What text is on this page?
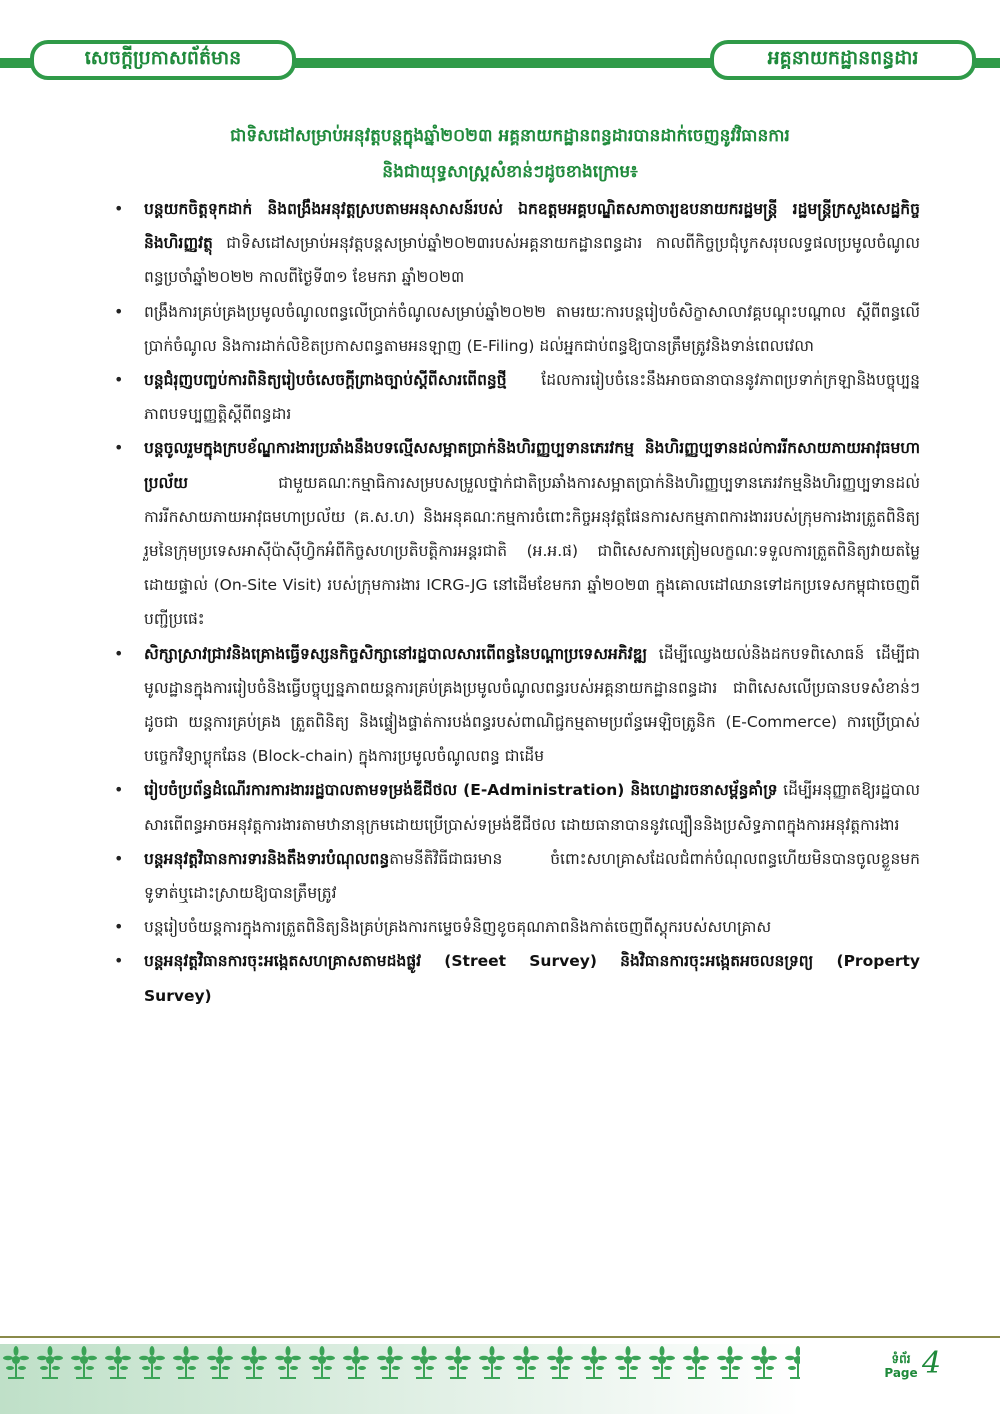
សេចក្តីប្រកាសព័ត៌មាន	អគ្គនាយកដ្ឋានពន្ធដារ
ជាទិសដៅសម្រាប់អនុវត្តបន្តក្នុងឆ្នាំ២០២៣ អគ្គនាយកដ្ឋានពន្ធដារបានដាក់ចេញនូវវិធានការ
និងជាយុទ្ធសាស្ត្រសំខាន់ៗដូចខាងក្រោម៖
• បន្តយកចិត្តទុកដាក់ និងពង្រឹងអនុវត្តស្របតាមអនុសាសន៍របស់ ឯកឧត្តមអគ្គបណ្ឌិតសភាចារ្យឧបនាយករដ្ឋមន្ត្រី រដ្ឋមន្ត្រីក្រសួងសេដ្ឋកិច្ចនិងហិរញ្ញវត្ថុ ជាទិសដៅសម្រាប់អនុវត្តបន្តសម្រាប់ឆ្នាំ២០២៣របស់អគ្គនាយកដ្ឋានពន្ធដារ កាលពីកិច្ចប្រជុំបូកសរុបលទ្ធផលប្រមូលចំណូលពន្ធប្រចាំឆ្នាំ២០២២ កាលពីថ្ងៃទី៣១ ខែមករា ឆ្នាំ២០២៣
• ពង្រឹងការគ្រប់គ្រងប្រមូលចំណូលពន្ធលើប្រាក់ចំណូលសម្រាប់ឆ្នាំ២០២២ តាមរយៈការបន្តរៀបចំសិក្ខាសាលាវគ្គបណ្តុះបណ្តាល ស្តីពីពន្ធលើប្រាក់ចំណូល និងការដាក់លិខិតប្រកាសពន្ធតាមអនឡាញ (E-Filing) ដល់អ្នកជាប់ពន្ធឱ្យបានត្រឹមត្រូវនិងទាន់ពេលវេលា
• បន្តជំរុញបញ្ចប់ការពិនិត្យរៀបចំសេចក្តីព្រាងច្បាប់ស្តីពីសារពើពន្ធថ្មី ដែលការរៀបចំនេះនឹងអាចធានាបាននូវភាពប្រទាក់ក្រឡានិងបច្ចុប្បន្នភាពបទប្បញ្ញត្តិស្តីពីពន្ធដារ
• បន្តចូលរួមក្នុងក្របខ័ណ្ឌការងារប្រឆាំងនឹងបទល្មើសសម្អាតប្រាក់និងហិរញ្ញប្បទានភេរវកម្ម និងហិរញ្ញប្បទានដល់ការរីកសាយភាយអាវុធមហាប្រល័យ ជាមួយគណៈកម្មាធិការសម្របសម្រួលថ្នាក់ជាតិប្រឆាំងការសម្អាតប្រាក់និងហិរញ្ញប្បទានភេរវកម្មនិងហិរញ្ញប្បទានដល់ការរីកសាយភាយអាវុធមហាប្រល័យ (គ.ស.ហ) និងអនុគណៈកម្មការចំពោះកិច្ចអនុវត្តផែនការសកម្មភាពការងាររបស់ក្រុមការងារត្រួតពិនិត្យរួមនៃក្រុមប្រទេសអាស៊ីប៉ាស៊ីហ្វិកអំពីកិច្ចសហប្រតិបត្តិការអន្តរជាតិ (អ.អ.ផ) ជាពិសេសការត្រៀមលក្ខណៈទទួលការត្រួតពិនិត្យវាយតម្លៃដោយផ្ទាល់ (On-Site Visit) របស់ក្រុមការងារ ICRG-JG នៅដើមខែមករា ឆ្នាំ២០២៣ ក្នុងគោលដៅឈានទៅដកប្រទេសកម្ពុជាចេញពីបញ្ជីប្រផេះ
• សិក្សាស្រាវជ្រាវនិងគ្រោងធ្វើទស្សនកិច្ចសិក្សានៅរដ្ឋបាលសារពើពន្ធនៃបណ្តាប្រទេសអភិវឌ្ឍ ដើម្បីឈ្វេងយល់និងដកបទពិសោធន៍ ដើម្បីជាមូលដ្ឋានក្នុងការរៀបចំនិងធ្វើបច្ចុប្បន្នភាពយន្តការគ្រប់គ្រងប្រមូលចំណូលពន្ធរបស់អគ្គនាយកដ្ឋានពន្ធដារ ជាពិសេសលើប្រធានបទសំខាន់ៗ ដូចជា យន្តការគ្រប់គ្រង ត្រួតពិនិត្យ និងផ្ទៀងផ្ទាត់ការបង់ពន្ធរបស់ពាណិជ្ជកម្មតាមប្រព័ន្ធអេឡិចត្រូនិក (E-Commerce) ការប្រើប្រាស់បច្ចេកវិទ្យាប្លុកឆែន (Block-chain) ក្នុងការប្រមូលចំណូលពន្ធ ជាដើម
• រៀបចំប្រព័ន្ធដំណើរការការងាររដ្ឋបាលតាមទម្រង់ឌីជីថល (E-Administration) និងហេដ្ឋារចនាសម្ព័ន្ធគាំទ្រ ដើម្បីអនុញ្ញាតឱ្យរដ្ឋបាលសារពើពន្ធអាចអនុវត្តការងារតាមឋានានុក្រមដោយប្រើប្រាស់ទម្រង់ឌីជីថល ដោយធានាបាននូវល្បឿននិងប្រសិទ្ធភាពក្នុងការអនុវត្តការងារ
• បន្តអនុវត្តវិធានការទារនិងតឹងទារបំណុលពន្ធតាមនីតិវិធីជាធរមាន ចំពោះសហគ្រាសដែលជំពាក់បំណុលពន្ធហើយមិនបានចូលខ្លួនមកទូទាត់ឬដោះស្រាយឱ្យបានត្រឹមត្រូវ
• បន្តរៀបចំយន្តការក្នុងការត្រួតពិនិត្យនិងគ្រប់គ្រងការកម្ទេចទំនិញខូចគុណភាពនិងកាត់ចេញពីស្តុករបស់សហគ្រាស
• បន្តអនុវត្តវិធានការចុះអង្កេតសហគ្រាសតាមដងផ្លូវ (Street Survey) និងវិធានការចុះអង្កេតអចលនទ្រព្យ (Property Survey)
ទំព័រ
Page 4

--------------------------------

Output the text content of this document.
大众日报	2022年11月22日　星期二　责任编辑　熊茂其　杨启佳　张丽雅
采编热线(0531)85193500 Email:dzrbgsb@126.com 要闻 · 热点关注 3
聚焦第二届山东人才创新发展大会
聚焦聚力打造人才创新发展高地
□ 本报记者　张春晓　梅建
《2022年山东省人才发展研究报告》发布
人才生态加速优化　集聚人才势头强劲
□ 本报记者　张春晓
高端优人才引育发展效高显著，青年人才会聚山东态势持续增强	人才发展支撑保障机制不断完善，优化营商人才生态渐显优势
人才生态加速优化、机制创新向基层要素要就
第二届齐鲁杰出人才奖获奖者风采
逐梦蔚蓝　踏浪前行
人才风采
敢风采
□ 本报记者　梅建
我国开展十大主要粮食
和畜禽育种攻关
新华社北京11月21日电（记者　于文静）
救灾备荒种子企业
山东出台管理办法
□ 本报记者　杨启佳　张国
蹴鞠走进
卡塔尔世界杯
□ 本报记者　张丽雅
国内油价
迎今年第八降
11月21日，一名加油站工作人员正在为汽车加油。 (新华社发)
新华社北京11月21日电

--------------------------------

TASK GOAL: A number is the only answer here: how many lines of the material above contain "人才生态加速优化"?

OUTPUT OF THE TASK: 2